** start **
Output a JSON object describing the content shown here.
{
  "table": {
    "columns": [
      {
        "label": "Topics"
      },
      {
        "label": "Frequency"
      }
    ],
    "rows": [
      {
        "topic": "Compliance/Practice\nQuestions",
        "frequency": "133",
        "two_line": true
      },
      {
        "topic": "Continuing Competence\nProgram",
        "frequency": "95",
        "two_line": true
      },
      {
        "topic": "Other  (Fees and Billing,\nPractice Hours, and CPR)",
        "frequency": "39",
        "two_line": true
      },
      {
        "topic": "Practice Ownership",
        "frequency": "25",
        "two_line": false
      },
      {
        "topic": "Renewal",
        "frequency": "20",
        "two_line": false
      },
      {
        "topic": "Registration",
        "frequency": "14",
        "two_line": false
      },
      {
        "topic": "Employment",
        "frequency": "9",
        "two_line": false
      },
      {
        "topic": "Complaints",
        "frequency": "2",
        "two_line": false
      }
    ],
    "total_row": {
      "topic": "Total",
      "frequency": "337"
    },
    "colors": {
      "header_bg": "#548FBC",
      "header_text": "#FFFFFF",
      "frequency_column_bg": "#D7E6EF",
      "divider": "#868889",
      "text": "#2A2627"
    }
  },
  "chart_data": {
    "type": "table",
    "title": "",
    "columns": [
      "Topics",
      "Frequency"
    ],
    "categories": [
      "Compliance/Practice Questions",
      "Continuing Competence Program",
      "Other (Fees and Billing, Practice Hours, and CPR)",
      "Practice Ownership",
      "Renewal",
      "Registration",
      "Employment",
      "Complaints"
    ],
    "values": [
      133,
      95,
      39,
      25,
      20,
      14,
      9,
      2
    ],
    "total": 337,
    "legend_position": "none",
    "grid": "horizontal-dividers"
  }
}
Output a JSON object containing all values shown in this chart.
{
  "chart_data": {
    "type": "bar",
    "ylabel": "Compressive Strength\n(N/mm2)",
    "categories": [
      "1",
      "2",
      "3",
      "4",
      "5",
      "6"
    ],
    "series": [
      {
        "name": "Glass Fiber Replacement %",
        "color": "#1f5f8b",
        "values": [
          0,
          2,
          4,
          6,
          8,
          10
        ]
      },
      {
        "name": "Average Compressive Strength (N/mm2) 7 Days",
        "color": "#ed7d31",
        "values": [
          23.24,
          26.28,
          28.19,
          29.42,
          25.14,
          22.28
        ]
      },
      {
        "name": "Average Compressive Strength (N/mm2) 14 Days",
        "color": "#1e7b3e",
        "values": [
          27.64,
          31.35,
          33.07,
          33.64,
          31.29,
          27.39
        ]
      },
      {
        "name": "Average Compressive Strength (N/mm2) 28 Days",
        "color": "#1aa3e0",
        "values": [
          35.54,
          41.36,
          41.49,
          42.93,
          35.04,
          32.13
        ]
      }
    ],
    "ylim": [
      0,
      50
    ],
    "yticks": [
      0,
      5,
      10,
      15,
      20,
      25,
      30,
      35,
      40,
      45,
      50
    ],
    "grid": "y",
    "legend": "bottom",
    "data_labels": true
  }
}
** end **
◆ What the task requires ◆
Go through the listing and print each line exactly as it appears.

◆ Task output ◆
Output a JSON object describing the content shown here.
{
  "table": {
    "columns": [
      {
        "label": "Topics"
      },
      {
        "label": "Frequency"
      }
    ],
    "rows": [
      {
        "topic": "Compliance/Practice\nQuestions",
        "frequency": "133",
        "two_line": true
      },
      {
        "topic": "Continuing Competence\nProgram",
        "frequency": "95",
        "two_line": true
      },
      {
        "topic": "Other  (Fees and Billing,\nPractice Hours, and CPR)",
        "frequency": "39",
        "two_line": true
      },
      {
        "topic": "Practice Ownership",
        "frequency": "25",
        "two_line": false
      },
      {
        "topic": "Renewal",
        "frequency": "20",
        "two_line": false
      },
      {
        "topic": "Registration",
        "frequency": "14",
        "two_line": false
      },
      {
        "topic": "Employment",
        "frequency": "9",
        "two_line": false
      },
      {
        "topic": "Complaints",
        "frequency": "2",
        "two_line": false
      }
    ],
    "total_row": {
      "topic": "Total",
      "frequency": "337"
    },
    "colors": {
      "header_bg": "#548FBC",
      "header_text": "#FFFFFF",
      "frequency_column_bg": "#D7E6EF",
      "divider": "#868889",
      "text": "#2A2627"
    }
  },
  "chart_data": {
    "type": "table",
    "title": "",
    "columns": [
      "Topics",
      "Frequency"
    ],
    "categories": [
      "Compliance/Practice Questions",
      "Continuing Competence Program",
      "Other (Fees and Billing, Practice Hours, and CPR)",
      "Practice Ownership",
      "Renewal",
      "Registration",
      "Employment",
      "Complaints"
    ],
    "values": [
      133,
      95,
      39,
      25,
      20,
      14,
      9,
      2
    ],
    "total": 337,
    "legend_position": "none",
    "grid": "horizontal-dividers"
  }
}
Output a JSON object containing all values shown in this chart.
{
  "chart_data": {
    "type": "bar",
    "ylabel": "Compressive Strength\n(N/mm2)",
    "categories": [
      "1",
      "2",
      "3",
      "4",
      "5",
      "6"
    ],
    "series": [
      {
        "name": "Glass Fiber Replacement %",
        "color": "#1f5f8b",
        "values": [
          0,
          2,
          4,
          6,
          8,
          10
        ]
      },
      {
        "name": "Average Compressive Strength (N/mm2) 7 Days",
        "color": "#ed7d31",
        "values": [
          23.24,
          26.28,
          28.19,
          29.42,
          25.14,
          22.28
        ]
      },
      {
        "name": "Average Compressive Strength (N/mm2) 14 Days",
        "color": "#1e7b3e",
        "values": [
          27.64,
          31.35,
          33.07,
          33.64,
          31.29,
          27.39
        ]
      },
      {
        "name": "Average Compressive Strength (N/mm2) 28 Days",
        "color": "#1aa3e0",
        "values": [
          35.54,
          41.36,
          41.49,
          42.93,
          35.04,
          32.13
        ]
      }
    ],
    "ylim": [
      0,
      50
    ],
    "yticks": [
      0,
      5,
      10,
      15,
      20,
      25,
      30,
      35,
      40,
      45,
      50
    ],
    "grid": "y",
    "legend": "bottom",
    "data_labels": true
  }
}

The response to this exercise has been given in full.